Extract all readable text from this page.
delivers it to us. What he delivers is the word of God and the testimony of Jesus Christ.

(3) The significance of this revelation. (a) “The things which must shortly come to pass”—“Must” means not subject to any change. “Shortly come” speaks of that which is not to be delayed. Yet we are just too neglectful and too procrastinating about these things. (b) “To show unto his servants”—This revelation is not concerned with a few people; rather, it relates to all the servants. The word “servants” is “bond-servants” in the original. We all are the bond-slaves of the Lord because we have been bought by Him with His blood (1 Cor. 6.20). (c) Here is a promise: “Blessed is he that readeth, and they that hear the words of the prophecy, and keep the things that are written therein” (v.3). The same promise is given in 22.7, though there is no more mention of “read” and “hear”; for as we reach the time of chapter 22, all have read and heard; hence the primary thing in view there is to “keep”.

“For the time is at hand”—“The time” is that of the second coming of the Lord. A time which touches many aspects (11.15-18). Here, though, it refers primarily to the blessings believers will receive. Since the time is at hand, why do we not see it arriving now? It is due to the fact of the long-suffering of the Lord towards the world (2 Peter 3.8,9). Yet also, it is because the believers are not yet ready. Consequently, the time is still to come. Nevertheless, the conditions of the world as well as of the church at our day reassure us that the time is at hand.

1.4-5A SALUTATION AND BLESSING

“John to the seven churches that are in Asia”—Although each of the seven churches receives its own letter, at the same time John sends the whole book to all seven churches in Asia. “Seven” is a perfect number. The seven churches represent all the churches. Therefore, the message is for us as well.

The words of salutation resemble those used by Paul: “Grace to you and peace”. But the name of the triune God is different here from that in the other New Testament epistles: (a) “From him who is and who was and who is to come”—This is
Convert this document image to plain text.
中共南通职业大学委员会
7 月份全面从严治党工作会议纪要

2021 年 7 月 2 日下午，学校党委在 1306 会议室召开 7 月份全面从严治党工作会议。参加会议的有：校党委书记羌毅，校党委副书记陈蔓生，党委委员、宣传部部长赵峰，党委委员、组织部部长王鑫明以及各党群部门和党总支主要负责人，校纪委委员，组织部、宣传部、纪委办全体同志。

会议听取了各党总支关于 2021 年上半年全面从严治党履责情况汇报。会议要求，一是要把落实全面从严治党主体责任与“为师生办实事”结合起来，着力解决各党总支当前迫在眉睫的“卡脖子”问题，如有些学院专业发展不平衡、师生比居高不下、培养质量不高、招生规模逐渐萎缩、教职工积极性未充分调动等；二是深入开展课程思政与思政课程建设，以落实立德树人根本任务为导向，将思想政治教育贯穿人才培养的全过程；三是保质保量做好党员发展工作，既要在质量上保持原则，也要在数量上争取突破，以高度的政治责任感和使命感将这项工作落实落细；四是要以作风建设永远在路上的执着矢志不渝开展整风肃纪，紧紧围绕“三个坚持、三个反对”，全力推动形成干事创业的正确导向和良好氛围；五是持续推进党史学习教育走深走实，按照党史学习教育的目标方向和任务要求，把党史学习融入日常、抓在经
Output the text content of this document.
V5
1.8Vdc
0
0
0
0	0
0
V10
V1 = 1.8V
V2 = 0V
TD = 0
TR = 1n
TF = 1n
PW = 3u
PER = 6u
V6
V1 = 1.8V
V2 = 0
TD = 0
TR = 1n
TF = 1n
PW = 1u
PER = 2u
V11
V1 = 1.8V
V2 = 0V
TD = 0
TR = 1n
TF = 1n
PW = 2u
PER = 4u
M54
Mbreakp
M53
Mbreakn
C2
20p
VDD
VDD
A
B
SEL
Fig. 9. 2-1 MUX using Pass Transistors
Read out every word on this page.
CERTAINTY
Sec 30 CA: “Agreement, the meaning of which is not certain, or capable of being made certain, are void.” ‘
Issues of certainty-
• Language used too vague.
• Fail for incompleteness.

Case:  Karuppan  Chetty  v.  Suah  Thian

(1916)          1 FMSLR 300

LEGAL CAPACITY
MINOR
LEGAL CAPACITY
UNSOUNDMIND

◆ ◆ ◆ ◆ ◆ ◆ ◆

- _Problem details_:
Choose all lines containing the string "from" and copy them out.

- _Complete output_:
Extract all readable text from this page.
The words of salutation resemble those used by Paul: “Grace to you and peace”. But the name of the triune God is different here from that in the other New Testament epistles: (a) “From him who is and who was and who is to come”—This is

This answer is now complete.